TO DO -
Write the material out again exactly.

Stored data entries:
══════════════════════════════

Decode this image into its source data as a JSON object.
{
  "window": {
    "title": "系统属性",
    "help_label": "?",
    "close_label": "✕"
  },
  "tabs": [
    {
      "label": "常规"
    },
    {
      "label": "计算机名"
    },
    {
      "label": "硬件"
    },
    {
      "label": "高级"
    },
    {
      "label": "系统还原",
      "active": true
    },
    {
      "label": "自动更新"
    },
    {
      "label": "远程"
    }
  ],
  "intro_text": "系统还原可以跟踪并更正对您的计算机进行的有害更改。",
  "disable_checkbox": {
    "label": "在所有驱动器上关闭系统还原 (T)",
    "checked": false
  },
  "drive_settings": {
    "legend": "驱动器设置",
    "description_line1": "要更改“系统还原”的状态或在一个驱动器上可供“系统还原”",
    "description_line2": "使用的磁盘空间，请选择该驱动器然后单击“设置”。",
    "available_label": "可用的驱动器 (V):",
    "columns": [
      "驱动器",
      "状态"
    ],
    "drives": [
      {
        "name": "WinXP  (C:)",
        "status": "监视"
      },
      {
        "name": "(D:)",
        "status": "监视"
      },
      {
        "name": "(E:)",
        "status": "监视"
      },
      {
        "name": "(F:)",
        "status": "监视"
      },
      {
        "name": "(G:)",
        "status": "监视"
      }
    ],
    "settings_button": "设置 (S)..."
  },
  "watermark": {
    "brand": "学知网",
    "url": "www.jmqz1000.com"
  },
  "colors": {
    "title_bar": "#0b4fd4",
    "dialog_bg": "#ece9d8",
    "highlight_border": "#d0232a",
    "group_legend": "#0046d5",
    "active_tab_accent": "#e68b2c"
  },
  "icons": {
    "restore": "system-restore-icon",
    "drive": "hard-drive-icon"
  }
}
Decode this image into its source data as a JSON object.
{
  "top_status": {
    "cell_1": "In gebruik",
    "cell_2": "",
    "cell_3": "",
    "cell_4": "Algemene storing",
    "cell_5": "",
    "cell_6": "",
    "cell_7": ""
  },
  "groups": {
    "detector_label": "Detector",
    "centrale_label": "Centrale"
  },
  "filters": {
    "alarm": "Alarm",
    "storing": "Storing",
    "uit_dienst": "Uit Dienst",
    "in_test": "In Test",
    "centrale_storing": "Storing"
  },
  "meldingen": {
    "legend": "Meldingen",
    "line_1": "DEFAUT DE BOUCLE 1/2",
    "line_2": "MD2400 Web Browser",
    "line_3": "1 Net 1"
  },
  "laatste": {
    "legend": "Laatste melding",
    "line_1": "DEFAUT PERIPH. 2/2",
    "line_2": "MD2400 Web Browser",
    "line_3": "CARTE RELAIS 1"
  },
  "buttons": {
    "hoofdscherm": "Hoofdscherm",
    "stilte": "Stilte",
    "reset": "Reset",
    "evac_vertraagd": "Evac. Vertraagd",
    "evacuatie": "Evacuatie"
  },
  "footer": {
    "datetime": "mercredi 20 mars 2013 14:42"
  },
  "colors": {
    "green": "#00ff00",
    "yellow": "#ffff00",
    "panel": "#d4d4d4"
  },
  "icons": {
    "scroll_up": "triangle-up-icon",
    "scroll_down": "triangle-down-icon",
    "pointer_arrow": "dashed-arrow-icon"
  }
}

══════════════════════════════

RESULT OF THIS EXERCISE -
Decode this image into its source data as a JSON object.
{
  "window": {
    "title": "系统属性",
    "help_label": "?",
    "close_label": "✕"
  },
  "tabs": [
    {
      "label": "常规"
    },
    {
      "label": "计算机名"
    },
    {
      "label": "硬件"
    },
    {
      "label": "高级"
    },
    {
      "label": "系统还原",
      "active": true
    },
    {
      "label": "自动更新"
    },
    {
      "label": "远程"
    }
  ],
  "intro_text": "系统还原可以跟踪并更正对您的计算机进行的有害更改。",
  "disable_checkbox": {
    "label": "在所有驱动器上关闭系统还原 (T)",
    "checked": false
  },
  "drive_settings": {
    "legend": "驱动器设置",
    "description_line1": "要更改“系统还原”的状态或在一个驱动器上可供“系统还原”",
    "description_line2": "使用的磁盘空间，请选择该驱动器然后单击“设置”。",
    "available_label": "可用的驱动器 (V):",
    "columns": [
      "驱动器",
      "状态"
    ],
    "drives": [
      {
        "name": "WinXP  (C:)",
        "status": "监视"
      },
      {
        "name": "(D:)",
        "status": "监视"
      },
      {
        "name": "(E:)",
        "status": "监视"
      },
      {
        "name": "(F:)",
        "status": "监视"
      },
      {
        "name": "(G:)",
        "status": "监视"
      }
    ],
    "settings_button": "设置 (S)..."
  },
  "watermark": {
    "brand": "学知网",
    "url": "www.jmqz1000.com"
  },
  "colors": {
    "title_bar": "#0b4fd4",
    "dialog_bg": "#ece9d8",
    "highlight_border": "#d0232a",
    "group_legend": "#0046d5",
    "active_tab_accent": "#e68b2c"
  },
  "icons": {
    "restore": "system-restore-icon",
    "drive": "hard-drive-icon"
  }
}
Decode this image into its source data as a JSON object.
{
  "top_status": {
    "cell_1": "In gebruik",
    "cell_2": "",
    "cell_3": "",
    "cell_4": "Algemene storing",
    "cell_5": "",
    "cell_6": "",
    "cell_7": ""
  },
  "groups": {
    "detector_label": "Detector",
    "centrale_label": "Centrale"
  },
  "filters": {
    "alarm": "Alarm",
    "storing": "Storing",
    "uit_dienst": "Uit Dienst",
    "in_test": "In Test",
    "centrale_storing": "Storing"
  },
  "meldingen": {
    "legend": "Meldingen",
    "line_1": "DEFAUT DE BOUCLE 1/2",
    "line_2": "MD2400 Web Browser",
    "line_3": "1 Net 1"
  },
  "laatste": {
    "legend": "Laatste melding",
    "line_1": "DEFAUT PERIPH. 2/2",
    "line_2": "MD2400 Web Browser",
    "line_3": "CARTE RELAIS 1"
  },
  "buttons": {
    "hoofdscherm": "Hoofdscherm",
    "stilte": "Stilte",
    "reset": "Reset",
    "evac_vertraagd": "Evac. Vertraagd",
    "evacuatie": "Evacuatie"
  },
  "footer": {
    "datetime": "mercredi 20 mars 2013 14:42"
  },
  "colors": {
    "green": "#00ff00",
    "yellow": "#ffff00",
    "panel": "#d4d4d4"
  },
  "icons": {
    "scroll_up": "triangle-up-icon",
    "scroll_down": "triangle-down-icon",
    "pointer_arrow": "dashed-arrow-icon"
  }
}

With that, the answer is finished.